### [Directive]
Word for word, repeat the entries, minus the pictures.

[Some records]

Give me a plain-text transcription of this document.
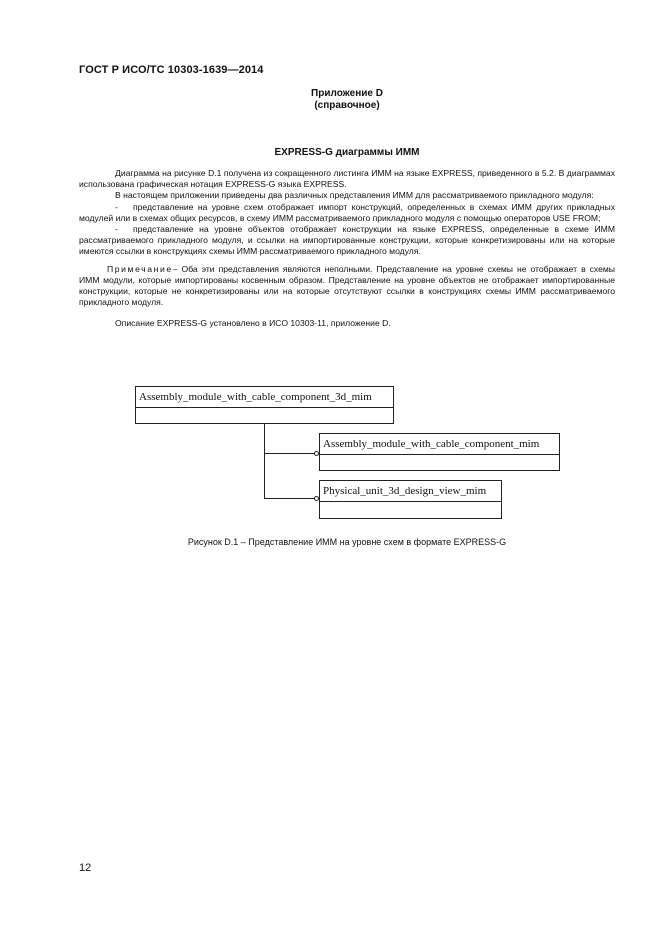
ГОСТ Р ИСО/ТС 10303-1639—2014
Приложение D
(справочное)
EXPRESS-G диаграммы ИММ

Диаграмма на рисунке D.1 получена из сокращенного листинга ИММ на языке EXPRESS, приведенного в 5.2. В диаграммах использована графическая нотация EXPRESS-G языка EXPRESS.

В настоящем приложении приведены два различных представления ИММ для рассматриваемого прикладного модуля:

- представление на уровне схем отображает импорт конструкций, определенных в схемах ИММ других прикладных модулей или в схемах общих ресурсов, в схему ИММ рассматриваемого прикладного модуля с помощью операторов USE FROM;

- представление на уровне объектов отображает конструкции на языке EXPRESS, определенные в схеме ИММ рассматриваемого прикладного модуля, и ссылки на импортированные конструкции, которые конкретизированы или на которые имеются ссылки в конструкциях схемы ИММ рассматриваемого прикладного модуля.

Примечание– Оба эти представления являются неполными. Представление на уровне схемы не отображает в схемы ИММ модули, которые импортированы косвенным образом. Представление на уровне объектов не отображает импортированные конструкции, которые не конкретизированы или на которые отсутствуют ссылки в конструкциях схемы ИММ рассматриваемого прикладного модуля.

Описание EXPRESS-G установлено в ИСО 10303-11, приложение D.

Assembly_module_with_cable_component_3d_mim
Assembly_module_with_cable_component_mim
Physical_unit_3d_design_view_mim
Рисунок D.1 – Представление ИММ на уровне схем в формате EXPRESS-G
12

### [Exercise solution]
Give me a plain-text transcription of this document.
ГОСТ Р ИСО/ТС 10303-1639—2014
Приложение D
(справочное)
EXPRESS-G диаграммы ИММ

Диаграмма на рисунке D.1 получена из сокращенного листинга ИММ на языке EXPRESS, приведенного в 5.2. В диаграммах использована графическая нотация EXPRESS-G языка EXPRESS.

В настоящем приложении приведены два различных представления ИММ для рассматриваемого прикладного модуля:

- представление на уровне схем отображает импорт конструкций, определенных в схемах ИММ других прикладных модулей или в схемах общих ресурсов, в схему ИММ рассматриваемого прикладного модуля с помощью операторов USE FROM;

- представление на уровне объектов отображает конструкции на языке EXPRESS, определенные в схеме ИММ рассматриваемого прикладного модуля, и ссылки на импортированные конструкции, которые конкретизированы или на которые имеются ссылки в конструкциях схемы ИММ рассматриваемого прикладного модуля.

Примечание– Оба эти представления являются неполными. Представление на уровне схемы не отображает в схемы ИММ модули, которые импортированы косвенным образом. Представление на уровне объектов не отображает импортированные конструкции, которые не конкретизированы или на которые отсутствуют ссылки в конструкциях схемы ИММ рассматриваемого прикладного модуля.

Описание EXPRESS-G установлено в ИСО 10303-11, приложение D.

Assembly_module_with_cable_component_3d_mim
Assembly_module_with_cable_component_mim
Physical_unit_3d_design_view_mim
Рисунок D.1 – Представление ИММ на уровне схем в формате EXPRESS-G
12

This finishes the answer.